* _Task to complete_
Only lines holding the word "marker" should be copied from the material.
Data extract start
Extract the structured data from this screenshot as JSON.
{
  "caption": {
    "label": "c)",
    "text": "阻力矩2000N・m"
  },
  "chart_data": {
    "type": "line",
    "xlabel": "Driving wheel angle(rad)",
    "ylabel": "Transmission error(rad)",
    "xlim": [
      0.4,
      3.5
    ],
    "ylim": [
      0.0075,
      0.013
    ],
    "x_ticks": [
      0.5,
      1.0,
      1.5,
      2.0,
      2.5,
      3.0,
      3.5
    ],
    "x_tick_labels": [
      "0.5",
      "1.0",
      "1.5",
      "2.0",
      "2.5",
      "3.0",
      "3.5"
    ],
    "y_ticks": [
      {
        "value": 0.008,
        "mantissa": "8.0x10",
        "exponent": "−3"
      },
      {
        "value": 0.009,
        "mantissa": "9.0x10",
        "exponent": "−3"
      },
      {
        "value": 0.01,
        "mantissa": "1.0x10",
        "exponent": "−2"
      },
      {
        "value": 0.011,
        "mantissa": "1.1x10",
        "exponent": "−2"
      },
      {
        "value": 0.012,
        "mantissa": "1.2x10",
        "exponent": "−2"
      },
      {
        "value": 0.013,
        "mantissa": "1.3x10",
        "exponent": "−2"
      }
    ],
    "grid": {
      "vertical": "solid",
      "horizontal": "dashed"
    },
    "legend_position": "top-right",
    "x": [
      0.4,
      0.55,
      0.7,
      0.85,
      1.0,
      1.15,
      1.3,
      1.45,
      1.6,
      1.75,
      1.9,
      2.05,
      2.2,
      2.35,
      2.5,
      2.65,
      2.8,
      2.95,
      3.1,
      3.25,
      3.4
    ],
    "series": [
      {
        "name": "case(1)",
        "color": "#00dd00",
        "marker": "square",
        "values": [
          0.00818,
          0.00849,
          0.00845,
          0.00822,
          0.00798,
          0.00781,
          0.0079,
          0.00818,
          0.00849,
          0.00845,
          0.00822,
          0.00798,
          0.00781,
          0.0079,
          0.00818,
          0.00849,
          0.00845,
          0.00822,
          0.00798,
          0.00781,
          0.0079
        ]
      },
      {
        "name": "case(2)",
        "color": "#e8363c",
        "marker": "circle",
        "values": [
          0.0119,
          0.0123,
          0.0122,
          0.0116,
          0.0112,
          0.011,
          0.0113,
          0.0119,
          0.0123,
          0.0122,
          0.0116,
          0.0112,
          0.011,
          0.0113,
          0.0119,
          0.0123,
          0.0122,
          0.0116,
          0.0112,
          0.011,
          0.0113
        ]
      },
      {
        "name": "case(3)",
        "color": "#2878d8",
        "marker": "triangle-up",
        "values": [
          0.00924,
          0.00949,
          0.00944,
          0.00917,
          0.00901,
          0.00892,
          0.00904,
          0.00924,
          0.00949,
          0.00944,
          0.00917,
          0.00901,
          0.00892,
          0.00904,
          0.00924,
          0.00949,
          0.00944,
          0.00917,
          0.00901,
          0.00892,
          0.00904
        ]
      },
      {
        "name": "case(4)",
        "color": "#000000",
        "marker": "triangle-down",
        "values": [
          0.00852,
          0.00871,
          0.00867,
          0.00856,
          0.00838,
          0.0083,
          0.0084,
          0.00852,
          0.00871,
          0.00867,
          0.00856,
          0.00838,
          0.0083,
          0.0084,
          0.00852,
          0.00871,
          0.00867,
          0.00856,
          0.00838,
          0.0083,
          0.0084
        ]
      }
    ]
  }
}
Data extract end
* _Exercise result_
        "marker": "square",
        "marker": "circle",
        "marker": "triangle-up",
        "marker": "triangle-down",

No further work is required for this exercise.